◆ What to do ◆
Using the material that follows, identify and copy each line with the string "Cost".

Records from a collection:
-*-

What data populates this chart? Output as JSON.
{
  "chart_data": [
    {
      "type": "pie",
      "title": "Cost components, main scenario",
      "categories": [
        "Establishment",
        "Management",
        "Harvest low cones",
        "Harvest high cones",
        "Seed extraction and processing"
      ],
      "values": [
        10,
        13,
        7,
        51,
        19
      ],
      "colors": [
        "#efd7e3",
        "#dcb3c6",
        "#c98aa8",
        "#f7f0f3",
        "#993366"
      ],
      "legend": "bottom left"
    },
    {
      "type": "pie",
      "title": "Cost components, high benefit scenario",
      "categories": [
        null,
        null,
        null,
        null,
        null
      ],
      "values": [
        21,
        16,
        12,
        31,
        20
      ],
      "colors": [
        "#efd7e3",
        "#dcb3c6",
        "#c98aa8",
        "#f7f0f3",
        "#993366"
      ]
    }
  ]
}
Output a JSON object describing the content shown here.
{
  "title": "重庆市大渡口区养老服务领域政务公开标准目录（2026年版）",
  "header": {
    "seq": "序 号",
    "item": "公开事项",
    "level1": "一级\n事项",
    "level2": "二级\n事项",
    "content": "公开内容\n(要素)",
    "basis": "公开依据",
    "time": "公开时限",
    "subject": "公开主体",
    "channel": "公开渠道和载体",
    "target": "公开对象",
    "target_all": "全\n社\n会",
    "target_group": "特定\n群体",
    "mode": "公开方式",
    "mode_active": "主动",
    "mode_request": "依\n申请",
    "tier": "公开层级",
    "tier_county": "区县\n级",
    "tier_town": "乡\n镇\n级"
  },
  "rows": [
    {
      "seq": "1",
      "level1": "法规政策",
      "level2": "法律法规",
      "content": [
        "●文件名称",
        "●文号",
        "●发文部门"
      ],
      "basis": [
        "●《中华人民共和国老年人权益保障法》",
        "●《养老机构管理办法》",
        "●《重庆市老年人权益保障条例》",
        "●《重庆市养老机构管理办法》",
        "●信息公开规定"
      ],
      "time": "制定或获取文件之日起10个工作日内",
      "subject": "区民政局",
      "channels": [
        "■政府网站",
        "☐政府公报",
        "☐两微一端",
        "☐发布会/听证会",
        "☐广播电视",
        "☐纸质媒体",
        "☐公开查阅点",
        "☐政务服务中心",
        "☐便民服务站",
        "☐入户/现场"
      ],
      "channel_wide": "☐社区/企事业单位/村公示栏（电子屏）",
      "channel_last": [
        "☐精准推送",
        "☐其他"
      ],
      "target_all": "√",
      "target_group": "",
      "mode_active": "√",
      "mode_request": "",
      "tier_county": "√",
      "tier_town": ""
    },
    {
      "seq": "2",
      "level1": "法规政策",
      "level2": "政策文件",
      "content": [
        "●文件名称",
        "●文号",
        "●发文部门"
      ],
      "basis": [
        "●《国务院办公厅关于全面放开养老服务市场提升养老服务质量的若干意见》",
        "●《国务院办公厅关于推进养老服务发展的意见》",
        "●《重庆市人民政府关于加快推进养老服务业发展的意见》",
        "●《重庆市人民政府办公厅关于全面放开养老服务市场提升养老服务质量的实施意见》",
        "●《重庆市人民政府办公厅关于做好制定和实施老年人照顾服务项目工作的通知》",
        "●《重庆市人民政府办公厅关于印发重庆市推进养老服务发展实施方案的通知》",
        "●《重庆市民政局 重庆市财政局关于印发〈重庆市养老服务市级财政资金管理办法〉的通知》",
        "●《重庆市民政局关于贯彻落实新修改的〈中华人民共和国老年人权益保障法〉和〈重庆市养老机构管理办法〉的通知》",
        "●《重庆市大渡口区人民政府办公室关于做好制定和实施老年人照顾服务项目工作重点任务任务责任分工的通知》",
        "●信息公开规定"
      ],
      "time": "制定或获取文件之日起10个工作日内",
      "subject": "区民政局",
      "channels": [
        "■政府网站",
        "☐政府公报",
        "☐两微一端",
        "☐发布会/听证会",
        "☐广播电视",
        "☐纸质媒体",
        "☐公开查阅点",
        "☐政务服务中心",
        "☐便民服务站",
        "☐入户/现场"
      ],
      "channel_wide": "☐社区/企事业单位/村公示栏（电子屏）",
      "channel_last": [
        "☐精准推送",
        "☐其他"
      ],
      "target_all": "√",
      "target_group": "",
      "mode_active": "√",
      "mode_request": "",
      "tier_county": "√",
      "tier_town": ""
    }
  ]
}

-*-

◆ Correct response ◆
      "title": "Cost components, main scenario",
      "title": "Cost components, high benefit scenario",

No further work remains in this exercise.